▶ [Work to complete] Return each line holding the string "的取值范围是".

▶ [Data for the task]
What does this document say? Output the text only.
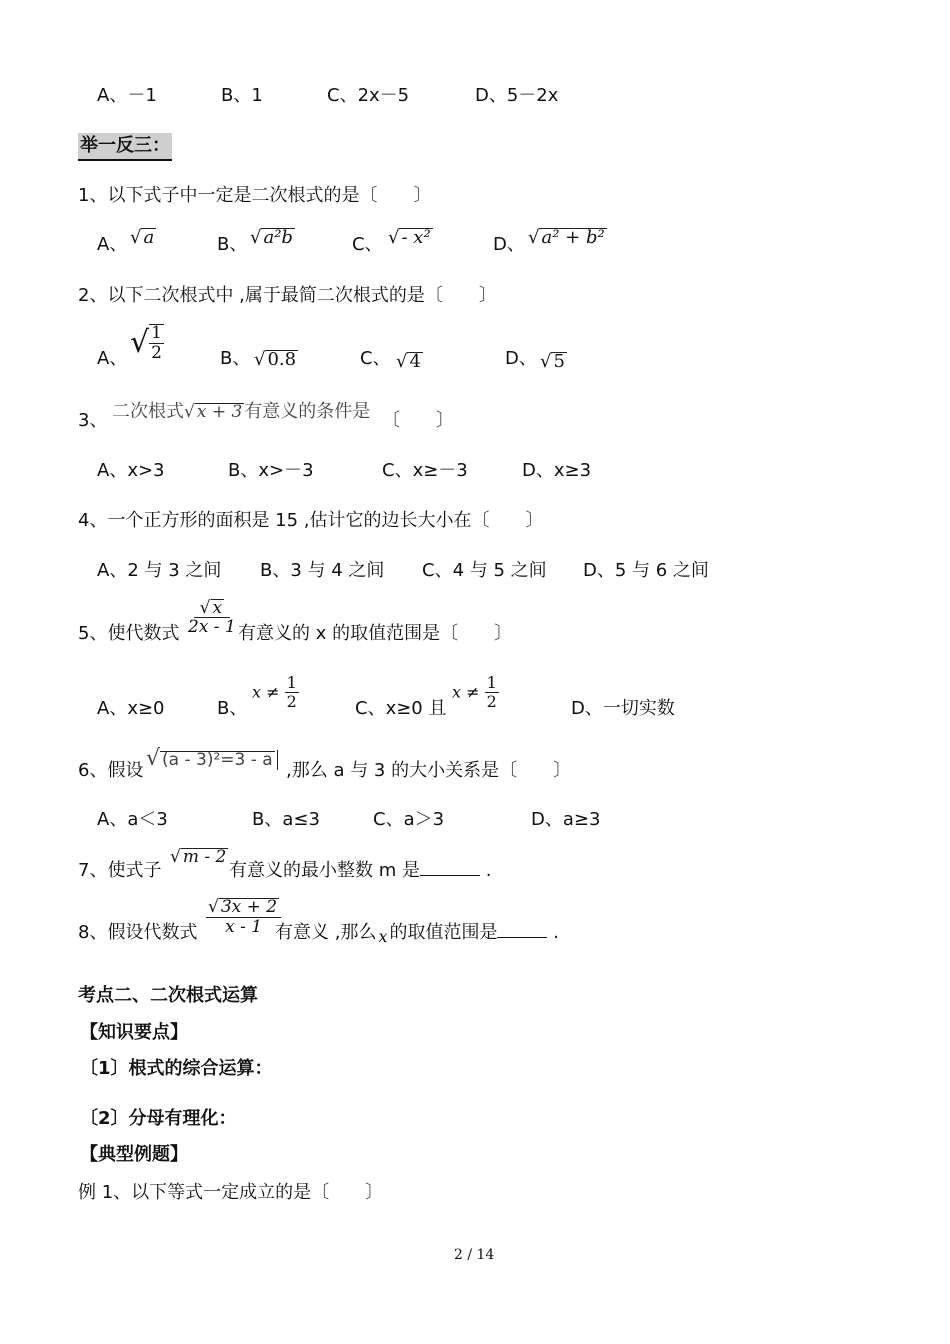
A、－1	B、1	C、2x－5	D、5－2x
举一反三：
1、以下式子中一定是二次根式的是〔　　〕
A、 √ a	B、 √ a²b	C、 √ - x²	D、 √ a² + b²
2、以下二次根式中 ,属于最简二次根式的是〔　　〕
A、 √ $\frac{1}{2}$	B、 √ 0.8	C、 √ 4	D、 √ 5
3、 二次根式√ x + 3 有意义的条件是 〔　　〕
A、x>3	B、x>－3	C、x≥－3	D、x≥3
4、一个正方形的面积是 15 ,估计它的边长大小在〔　　〕
A、2 与 3 之间 B、3 与 4 之间 C、4 与 5 之间 D、5 与 6 之间
5、使代数式 $\frac{√ x}{2x - 1}$ 有意义的 x 的取值范围是〔　　〕
A、x≥0	B、
$x \ne \frac{1}{2}$	C、x≥0 且
$x \ne \frac{1}{2}$	D、一切实数
6、假设 √ (a - 3)²=3 - a ,那么 a 与 3 的大小关系是〔　　〕
A、a＜3	B、a≤3	C、a＞3	D、a≥3
7、使式子
√ m - 2
有意义的最小整数 m 是	.
8、假设代数式 $\frac{√ 3x + 2}{x - 1}$
有意义 ,那么 x 的取值范围是	.
考点二、二次根式运算
【知识要点】
〔1〕根式的综合运算：
〔2〕分母有理化：
【典型例题】
例 1、以下等式一定成立的是〔　　〕
2 / 14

▶ [Written response]
5、使代数式 $\frac{√ x}{2x - 1}$ 有意义的 x 的取值范围是〔　　〕
有意义 ,那么 x 的取值范围是	.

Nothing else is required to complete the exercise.